WORK TO DO -> Wherever the word "User" turns up in a line of the entries, copy that line.

- - - - -

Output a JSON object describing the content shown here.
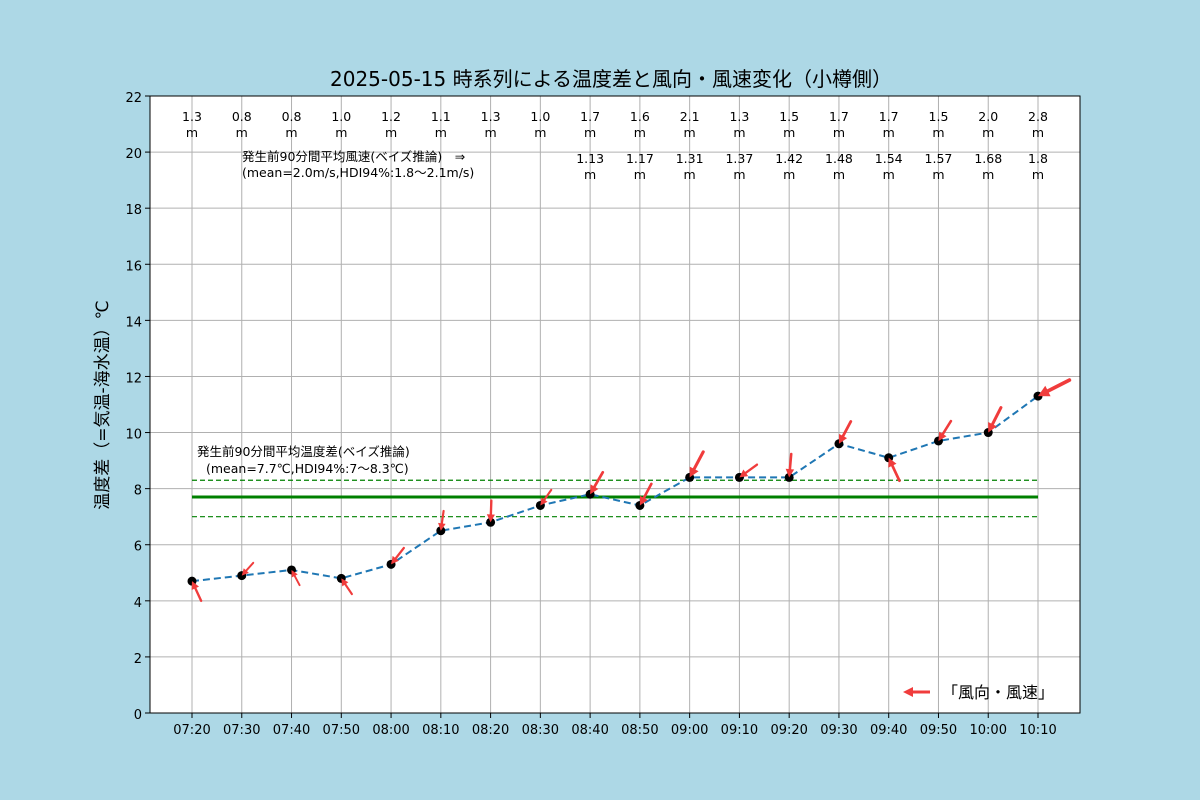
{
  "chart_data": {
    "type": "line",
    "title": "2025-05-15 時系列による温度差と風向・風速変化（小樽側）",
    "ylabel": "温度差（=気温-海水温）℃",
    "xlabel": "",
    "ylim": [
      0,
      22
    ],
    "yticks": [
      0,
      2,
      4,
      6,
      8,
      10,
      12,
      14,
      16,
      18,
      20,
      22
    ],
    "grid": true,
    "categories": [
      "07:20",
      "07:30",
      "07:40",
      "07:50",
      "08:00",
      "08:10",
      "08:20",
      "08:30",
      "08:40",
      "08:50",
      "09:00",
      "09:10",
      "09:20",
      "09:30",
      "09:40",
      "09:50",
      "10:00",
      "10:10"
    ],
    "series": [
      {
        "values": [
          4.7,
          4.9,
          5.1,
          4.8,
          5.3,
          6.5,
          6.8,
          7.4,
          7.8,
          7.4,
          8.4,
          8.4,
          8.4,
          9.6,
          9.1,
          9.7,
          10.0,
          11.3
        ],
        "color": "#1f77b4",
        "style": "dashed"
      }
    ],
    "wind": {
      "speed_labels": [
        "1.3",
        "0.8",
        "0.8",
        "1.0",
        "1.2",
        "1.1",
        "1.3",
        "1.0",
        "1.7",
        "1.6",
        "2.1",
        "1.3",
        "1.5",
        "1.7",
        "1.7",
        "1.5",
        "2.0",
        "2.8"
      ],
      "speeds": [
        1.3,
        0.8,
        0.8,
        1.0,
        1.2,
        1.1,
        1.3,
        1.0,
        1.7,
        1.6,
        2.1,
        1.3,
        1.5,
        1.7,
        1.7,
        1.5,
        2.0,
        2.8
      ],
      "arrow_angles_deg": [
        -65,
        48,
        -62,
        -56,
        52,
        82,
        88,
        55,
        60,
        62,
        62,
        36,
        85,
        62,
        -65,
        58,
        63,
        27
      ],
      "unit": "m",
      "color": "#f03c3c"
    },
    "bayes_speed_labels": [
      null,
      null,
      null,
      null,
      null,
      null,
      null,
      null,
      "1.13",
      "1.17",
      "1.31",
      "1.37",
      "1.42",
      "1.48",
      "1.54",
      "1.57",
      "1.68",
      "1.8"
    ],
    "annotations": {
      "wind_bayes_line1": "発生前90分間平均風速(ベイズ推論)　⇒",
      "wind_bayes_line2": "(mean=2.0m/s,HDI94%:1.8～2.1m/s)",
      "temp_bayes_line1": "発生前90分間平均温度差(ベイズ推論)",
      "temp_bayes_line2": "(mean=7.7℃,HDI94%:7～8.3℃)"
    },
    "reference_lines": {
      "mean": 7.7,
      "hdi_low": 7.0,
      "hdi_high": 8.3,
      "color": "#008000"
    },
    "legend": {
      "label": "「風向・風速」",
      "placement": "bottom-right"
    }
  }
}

- - - - -

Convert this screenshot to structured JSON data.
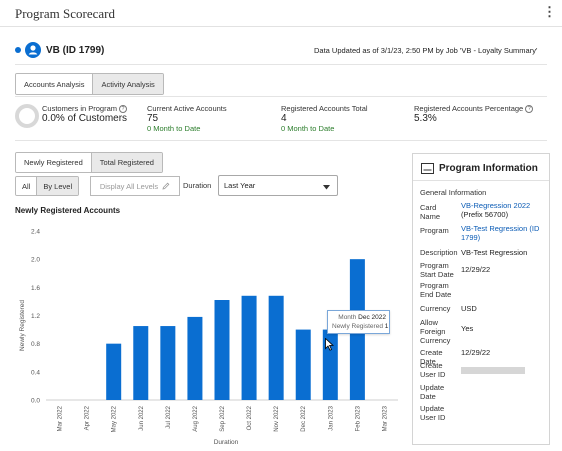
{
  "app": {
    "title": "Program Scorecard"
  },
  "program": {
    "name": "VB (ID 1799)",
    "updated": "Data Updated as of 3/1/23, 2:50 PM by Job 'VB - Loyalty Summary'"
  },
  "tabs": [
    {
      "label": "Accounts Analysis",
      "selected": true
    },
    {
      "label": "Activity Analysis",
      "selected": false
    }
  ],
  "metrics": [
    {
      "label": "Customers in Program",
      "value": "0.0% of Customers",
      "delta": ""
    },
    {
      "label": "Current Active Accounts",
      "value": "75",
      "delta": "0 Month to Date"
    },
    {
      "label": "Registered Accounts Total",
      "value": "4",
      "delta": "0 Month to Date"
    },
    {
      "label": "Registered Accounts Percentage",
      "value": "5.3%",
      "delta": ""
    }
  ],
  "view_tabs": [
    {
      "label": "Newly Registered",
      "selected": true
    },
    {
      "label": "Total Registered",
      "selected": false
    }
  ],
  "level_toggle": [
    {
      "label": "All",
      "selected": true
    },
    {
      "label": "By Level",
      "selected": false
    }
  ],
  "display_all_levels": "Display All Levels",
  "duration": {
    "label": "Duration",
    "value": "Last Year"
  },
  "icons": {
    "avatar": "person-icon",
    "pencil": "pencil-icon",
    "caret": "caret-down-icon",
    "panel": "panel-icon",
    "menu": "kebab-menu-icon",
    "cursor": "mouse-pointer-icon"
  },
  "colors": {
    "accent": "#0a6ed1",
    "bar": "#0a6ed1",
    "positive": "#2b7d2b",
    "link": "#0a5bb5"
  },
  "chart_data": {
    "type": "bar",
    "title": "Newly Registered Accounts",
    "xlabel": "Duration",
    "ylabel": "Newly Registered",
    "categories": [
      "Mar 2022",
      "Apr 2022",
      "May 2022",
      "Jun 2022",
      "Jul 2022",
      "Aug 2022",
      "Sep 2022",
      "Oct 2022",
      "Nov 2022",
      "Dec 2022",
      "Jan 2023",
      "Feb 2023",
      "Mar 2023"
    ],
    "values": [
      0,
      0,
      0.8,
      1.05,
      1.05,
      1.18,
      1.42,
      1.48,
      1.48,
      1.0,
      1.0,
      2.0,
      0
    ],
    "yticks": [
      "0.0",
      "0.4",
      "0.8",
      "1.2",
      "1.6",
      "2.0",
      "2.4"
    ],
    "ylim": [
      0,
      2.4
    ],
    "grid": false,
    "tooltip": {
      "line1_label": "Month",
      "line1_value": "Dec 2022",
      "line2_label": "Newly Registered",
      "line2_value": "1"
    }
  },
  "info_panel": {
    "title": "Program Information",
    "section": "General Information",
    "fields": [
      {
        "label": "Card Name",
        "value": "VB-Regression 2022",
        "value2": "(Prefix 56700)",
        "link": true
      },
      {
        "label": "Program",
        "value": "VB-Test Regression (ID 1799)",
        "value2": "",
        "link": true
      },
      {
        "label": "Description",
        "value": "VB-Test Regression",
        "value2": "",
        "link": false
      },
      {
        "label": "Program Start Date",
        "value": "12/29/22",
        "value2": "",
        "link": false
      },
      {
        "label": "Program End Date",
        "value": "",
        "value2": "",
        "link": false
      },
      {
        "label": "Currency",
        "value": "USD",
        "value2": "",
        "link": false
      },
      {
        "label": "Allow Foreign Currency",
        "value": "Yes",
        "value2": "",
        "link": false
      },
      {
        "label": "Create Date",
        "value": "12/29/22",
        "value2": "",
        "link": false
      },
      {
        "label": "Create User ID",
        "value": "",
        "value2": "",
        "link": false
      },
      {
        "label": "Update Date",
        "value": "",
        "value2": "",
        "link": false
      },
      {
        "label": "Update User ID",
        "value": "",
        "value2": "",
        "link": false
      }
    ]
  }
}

- - - - -

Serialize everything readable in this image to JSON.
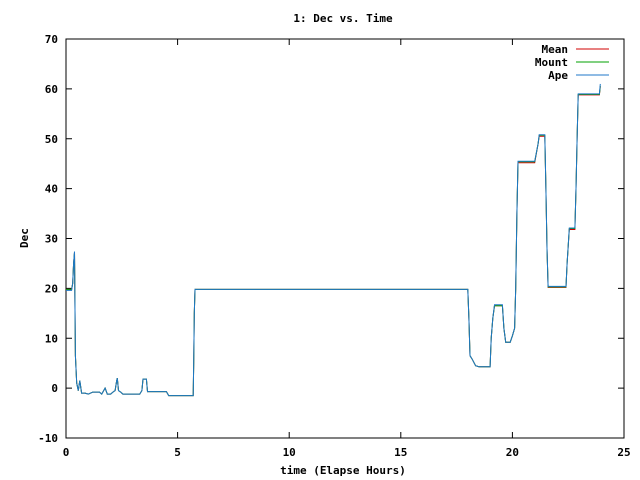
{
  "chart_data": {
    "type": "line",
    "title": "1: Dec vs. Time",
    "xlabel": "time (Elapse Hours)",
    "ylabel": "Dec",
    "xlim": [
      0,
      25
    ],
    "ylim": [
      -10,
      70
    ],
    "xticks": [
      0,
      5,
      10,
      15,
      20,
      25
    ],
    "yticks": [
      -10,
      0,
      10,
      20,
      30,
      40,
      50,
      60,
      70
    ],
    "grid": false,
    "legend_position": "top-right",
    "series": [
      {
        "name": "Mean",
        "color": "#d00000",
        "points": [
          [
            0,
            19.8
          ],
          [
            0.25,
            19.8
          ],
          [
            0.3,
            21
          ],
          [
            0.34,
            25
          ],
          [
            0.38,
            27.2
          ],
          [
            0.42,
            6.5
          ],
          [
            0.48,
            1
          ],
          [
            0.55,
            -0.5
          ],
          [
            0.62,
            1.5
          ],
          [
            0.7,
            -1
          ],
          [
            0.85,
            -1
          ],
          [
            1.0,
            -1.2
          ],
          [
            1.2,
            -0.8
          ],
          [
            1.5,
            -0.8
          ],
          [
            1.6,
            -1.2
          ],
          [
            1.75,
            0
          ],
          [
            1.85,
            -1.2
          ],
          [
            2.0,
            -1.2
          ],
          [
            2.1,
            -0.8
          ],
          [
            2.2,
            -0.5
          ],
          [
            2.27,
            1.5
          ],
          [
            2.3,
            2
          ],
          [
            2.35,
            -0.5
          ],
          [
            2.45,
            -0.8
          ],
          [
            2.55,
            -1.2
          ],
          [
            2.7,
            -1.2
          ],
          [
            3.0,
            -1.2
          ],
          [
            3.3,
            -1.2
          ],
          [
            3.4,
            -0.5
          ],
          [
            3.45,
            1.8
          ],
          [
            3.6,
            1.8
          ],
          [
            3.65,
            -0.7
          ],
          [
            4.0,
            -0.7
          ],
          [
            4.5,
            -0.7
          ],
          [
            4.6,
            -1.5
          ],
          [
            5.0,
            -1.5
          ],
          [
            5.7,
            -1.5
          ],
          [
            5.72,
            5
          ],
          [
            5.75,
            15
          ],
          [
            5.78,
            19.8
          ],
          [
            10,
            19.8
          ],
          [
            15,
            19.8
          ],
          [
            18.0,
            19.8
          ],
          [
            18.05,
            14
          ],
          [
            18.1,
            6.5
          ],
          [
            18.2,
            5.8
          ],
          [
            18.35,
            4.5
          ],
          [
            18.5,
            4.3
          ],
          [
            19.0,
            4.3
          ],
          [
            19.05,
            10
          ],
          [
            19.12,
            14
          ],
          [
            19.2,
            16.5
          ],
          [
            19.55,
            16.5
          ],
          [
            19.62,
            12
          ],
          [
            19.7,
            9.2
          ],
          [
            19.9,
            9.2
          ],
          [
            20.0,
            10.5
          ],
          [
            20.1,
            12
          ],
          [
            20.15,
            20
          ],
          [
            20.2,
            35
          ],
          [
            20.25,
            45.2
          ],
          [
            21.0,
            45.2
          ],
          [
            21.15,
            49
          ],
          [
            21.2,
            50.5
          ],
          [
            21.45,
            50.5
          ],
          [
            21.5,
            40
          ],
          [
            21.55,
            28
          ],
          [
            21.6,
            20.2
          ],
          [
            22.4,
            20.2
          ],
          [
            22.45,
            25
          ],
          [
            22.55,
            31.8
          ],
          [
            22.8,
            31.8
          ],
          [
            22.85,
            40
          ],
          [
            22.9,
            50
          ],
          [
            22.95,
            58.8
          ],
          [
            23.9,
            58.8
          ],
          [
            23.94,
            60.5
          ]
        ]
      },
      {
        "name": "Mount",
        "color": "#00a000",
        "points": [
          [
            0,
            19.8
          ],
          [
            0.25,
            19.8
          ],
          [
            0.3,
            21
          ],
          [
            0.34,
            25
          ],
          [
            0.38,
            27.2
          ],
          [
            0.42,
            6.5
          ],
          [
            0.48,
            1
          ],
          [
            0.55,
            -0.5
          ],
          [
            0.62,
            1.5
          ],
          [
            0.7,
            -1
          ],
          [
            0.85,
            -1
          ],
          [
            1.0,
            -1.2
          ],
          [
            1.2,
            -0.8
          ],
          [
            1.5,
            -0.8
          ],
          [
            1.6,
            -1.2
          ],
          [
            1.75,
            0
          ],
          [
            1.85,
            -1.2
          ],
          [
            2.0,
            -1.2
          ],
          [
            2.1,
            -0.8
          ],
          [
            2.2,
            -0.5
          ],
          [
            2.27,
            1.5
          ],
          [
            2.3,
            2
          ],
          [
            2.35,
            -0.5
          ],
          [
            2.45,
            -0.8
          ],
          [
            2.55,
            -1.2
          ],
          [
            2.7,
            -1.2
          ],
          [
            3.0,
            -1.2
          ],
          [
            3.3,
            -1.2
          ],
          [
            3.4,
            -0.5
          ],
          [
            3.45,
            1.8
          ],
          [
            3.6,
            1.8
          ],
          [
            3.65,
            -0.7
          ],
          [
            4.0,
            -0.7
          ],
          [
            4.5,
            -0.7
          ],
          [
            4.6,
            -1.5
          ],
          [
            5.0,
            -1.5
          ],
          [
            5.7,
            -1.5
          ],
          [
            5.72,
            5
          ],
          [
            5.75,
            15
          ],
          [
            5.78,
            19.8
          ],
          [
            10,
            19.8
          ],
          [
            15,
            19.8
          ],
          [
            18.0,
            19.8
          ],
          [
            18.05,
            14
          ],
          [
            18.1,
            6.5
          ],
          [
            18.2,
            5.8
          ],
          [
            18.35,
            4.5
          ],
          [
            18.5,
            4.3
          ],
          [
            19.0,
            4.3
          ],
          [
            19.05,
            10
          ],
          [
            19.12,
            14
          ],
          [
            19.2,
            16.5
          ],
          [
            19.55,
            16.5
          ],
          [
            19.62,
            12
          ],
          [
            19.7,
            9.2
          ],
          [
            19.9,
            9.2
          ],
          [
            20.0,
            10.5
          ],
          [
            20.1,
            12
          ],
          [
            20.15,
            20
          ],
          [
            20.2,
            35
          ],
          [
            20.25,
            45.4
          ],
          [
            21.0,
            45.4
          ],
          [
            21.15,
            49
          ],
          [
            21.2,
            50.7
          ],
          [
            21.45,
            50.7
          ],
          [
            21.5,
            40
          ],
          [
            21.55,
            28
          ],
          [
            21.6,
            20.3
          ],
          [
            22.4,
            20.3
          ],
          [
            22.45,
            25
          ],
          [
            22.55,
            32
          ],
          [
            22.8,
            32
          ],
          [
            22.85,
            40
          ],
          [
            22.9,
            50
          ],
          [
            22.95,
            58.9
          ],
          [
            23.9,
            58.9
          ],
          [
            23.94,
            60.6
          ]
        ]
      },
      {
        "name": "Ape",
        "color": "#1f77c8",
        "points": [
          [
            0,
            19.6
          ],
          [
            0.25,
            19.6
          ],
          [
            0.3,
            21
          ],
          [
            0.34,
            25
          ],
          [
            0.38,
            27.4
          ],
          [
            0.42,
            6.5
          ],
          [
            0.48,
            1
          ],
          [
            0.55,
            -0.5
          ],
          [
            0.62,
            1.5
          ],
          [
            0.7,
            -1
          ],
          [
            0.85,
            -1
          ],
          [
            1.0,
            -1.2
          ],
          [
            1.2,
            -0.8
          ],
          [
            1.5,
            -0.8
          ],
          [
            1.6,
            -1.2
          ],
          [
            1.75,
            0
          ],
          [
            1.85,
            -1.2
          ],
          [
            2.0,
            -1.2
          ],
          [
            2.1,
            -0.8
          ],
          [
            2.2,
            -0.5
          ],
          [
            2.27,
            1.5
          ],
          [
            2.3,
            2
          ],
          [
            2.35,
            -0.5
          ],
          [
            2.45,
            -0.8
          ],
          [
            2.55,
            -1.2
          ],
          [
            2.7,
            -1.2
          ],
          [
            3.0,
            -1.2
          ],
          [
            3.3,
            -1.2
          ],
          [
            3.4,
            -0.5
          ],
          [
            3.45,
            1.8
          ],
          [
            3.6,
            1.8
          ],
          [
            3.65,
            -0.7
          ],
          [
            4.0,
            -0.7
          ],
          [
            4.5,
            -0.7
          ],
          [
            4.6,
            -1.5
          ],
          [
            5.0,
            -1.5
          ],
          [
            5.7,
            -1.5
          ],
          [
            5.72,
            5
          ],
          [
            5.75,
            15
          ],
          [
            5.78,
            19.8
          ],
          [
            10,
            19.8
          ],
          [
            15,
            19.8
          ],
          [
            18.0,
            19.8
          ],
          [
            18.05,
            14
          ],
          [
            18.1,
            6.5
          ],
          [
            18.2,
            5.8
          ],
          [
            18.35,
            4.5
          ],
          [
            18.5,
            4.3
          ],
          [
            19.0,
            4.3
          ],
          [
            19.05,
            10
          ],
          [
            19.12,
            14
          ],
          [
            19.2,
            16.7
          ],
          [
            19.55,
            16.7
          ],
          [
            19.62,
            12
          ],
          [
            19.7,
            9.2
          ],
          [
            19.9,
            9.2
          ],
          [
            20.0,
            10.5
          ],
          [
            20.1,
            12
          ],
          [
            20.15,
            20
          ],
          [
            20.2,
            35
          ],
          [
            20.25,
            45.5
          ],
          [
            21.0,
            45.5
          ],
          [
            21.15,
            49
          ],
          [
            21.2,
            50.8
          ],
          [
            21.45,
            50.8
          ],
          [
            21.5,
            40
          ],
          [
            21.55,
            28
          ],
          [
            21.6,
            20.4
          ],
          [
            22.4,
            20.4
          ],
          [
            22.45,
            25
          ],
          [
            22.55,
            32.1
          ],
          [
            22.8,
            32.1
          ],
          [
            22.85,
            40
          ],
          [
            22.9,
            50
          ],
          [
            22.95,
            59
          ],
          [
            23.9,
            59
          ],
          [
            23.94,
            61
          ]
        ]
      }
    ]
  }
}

- - - - -

FULL RESPONSE ->
        "label": "Create User ID",
        "label": "Update User ID",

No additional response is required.